What is needed: Copy the stretch from "Zoho Mail enforces" through "multiple rapid sends." from the Zoho Mail and FlutterFlow FAQ word for word.

Provided text:
Frequently asked questions

Can I use Zoho Mail to send bulk or marketing emails from my FlutterFlow app?

Zoho Mail is designed for business email and transactional messages, not bulk marketing campaigns. The API rate limits (~30 requests/minute) and daily sending limits on free and lower-tier plans make it a poor fit for mass emailing. For marketing email, use Zoho Campaigns (a separate Zoho product) or a dedicated platform like SendGrid or Mailgun. Zoho Mail's FlutterFlow integration works best for one-at-a-time transactional sends like booking confirmations, support acknowledgements, and notifications.

Why do I need a Firebase Cloud Function — can't I just call the Zoho Mail API directly?

You can call it directly in a prototype, but you should not do so in a published app. FlutterFlow compiles to a Flutter app that runs on the user's device. Any API key, OAuth token, or credential placed in an API Call header or Dart code is compiled into the app binary and can be extracted by anyone who decompiles it. The refresh token for Zoho Mail is a permanent credential — if it's extracted, an attacker can send emails from your account indefinitely. The Firebase Cloud Function acts as a secure server-side intermediary that holds the secret and only exposes a limited interface.

Does this integration work with FlutterFlow's web builds, or only mobile?

Both mobile and web builds work, but web builds have an additional requirement: browsers enforce CORS (Cross-Origin Resource Sharing) and will block direct API calls to mail.zoho.com from your web app's domain. When all Zoho Mail calls are routed through your Firebase Cloud Function (which sets the appropriate CORS headers), web builds work correctly. Native iOS and Android builds do not enforce CORS and would work with direct calls in a prototype, but the security model still requires the Cloud Function for any app you ship to users.

My Zoho account is in Europe — do I need to change anything?

Yes. EU-hosted Zoho accounts use different API domains. For token refresh, the URL is `accounts.zoho.eu` instead of `accounts.zoho.com`. For the Mail API, the base URL is `https://mail.zoho.eu/api` instead of `https://mail.zoho.com/api`. You must use matching regional domains — using accounts.zoho.com to refresh a token for an EU account will fail. Update your Cloud Function's region variable and your FlutterFlow API Group base URL accordingly. If you're unsure which region your account is in, log in to mail.zoho.eu — if it shows your inbox, you're on the EU data center.

How do I find my Zoho Mail accountId?

The accountId is returned by the GET /accounts endpoint — it's a numeric value in the `$.data[0].accountId` field of the response. You should call this endpoint once when the app launches (after fetching the access token), store the result in an App State variable, and reuse it throughout the session. The accountId is stable and won't change between sessions, so you could even hardcode it after finding it once — but storing it dynamically from the API is more robust if you ever switch Zoho Mail accounts.

What happens if I exceed the Zoho Mail API rate limit?

Zoho Mail enforces approximately 30 API requests per minute. If you exceed this, the API returns an error response and temporarily locks further requests. For normal single-send use cases in a FlutterFlow app, you're extremely unlikely to hit this limit. If you have a feature where many users might send emails simultaneously (for example, a 'notify team' button in a collaboration app), consider adding server-side rate limiting in your Cloud Function using a simple in-memory counter or a Firestore-based throttle. Disabling the send button in FlutterFlow for a few seconds after each tap also helps prevent individual users from triggering multiple rapid sends.

Stored data:
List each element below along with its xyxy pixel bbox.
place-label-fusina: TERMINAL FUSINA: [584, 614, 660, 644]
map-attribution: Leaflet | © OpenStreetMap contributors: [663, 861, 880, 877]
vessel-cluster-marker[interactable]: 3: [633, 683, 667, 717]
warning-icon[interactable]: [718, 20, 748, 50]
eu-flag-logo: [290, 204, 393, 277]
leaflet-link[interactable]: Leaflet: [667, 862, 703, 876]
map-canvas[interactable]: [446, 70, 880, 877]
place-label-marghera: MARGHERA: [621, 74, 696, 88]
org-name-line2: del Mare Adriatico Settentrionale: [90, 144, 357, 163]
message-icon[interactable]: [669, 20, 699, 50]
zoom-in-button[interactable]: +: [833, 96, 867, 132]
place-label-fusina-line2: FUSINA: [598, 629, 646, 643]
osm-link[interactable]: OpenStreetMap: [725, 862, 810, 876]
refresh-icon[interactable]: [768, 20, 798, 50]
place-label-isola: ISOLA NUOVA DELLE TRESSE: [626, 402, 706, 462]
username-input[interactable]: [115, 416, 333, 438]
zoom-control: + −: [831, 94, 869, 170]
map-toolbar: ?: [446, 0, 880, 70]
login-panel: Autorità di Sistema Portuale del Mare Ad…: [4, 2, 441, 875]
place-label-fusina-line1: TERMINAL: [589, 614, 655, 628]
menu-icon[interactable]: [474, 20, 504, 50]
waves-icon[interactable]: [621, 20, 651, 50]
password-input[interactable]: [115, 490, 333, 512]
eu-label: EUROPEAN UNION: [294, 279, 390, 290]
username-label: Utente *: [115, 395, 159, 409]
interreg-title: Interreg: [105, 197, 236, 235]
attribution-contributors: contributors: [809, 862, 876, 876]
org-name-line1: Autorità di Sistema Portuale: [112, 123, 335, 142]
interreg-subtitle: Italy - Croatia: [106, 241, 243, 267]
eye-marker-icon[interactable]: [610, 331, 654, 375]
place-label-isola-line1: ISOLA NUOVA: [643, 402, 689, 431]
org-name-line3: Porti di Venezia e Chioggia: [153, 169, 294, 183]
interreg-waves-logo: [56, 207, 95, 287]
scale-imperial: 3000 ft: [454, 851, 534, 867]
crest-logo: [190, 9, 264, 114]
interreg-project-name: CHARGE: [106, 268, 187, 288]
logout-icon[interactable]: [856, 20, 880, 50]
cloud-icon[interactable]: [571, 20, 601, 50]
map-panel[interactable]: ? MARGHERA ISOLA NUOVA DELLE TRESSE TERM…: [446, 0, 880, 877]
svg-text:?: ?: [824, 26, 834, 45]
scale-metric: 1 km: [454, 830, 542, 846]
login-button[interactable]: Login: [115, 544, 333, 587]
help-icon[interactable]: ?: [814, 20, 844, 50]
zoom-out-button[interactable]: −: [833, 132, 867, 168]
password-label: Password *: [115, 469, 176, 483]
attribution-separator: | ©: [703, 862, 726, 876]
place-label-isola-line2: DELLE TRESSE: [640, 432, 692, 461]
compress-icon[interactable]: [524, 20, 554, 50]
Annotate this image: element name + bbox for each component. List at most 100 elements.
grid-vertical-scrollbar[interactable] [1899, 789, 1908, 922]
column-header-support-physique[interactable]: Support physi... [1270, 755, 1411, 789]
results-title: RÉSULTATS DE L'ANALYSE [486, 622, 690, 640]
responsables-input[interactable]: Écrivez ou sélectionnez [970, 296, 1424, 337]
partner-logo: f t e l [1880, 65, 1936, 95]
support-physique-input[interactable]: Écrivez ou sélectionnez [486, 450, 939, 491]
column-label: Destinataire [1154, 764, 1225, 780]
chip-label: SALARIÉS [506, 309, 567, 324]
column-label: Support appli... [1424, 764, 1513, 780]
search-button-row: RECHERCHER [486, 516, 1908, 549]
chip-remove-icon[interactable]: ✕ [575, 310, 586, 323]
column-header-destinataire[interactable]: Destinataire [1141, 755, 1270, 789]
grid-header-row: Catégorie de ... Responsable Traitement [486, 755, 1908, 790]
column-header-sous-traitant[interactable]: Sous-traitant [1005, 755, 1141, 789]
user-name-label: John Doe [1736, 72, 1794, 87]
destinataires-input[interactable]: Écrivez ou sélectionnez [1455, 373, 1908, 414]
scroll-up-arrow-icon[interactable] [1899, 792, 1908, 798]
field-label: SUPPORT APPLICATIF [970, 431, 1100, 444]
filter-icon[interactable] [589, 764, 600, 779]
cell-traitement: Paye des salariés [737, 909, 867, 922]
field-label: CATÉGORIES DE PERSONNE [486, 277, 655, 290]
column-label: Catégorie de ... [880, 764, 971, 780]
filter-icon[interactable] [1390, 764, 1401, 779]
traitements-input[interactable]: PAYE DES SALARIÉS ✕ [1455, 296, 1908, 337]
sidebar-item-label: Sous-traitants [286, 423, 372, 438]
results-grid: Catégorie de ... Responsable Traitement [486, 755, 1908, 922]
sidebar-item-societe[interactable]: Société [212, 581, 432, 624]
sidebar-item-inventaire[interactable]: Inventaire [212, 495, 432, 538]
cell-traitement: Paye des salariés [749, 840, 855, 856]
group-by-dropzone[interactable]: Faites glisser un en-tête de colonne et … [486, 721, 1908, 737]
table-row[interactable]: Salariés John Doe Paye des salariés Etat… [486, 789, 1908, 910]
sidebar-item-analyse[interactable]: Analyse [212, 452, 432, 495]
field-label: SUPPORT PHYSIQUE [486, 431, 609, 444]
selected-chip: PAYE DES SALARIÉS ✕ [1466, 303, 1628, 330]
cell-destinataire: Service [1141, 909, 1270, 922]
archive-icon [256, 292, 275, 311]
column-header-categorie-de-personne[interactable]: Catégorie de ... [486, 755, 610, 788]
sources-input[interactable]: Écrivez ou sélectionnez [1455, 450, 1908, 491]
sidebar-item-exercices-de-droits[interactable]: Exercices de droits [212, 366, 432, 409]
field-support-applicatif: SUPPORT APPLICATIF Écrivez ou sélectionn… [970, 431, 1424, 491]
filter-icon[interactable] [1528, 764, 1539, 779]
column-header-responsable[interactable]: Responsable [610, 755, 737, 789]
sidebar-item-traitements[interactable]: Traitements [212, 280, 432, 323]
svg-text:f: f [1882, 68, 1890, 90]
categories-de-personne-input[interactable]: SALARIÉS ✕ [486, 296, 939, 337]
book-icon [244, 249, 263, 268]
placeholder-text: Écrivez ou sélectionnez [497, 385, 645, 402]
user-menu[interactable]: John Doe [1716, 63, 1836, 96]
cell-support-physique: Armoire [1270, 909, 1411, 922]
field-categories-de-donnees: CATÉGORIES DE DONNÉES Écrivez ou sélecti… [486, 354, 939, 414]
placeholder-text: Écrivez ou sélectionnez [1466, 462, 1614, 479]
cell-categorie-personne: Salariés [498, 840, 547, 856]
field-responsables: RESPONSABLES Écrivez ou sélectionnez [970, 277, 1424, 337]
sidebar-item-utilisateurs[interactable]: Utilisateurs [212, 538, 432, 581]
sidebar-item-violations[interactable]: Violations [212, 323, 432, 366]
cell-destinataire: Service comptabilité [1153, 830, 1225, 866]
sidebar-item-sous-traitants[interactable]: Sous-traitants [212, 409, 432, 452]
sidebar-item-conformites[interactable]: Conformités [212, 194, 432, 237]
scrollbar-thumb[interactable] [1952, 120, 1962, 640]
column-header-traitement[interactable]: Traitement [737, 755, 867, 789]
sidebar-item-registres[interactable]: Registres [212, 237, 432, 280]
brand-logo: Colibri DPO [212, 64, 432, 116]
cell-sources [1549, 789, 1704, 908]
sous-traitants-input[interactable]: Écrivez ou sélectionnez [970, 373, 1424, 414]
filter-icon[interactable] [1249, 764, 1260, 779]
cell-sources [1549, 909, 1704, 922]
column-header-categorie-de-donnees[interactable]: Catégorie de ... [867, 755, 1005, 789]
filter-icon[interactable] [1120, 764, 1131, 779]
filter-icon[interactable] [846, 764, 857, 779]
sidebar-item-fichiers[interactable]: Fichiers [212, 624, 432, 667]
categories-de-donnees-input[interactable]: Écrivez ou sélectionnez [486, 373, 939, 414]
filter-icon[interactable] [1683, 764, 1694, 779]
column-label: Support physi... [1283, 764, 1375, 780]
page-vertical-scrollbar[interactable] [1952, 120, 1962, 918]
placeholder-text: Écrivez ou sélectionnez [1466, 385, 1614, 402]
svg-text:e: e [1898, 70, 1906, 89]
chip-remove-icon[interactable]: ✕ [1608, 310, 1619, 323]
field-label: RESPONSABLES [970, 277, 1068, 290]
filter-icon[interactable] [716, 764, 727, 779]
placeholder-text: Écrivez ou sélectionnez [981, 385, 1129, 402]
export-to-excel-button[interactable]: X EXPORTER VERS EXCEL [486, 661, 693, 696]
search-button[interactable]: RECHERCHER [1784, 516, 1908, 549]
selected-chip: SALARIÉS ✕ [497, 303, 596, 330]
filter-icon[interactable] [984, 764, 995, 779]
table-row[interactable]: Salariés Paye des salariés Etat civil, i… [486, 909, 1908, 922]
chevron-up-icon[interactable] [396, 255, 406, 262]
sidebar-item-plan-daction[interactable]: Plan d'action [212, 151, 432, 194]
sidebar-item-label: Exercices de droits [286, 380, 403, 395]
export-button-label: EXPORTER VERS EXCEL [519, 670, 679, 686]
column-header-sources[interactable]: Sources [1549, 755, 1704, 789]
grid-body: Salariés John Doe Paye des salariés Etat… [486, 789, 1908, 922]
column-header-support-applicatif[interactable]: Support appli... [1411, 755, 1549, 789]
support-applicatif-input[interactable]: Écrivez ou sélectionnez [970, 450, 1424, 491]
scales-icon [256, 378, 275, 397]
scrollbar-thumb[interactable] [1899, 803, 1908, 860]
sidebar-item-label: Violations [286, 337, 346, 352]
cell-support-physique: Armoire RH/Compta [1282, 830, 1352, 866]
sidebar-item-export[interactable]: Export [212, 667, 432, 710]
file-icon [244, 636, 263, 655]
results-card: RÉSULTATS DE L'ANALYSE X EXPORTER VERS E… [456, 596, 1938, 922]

Exercise response:
Zoho Mail enforces approximately 30 API requests per minute. If you exceed this, the API returns an error response and temporarily locks further requests. For normal single-send use cases in a FlutterFlow app, you're extremely unlikely to hit this limit. If you have a feature where many users might send emails simultaneously (for example, a 'notify team' button in a collaboration app), consider adding server-side rate limiting in your Cloud Function using a simple in-memory counter or a Firestore-based throttle. Disabling the send button in FlutterFlow for a few seconds after each tap also helps prevent individual users from triggering multiple rapid sends.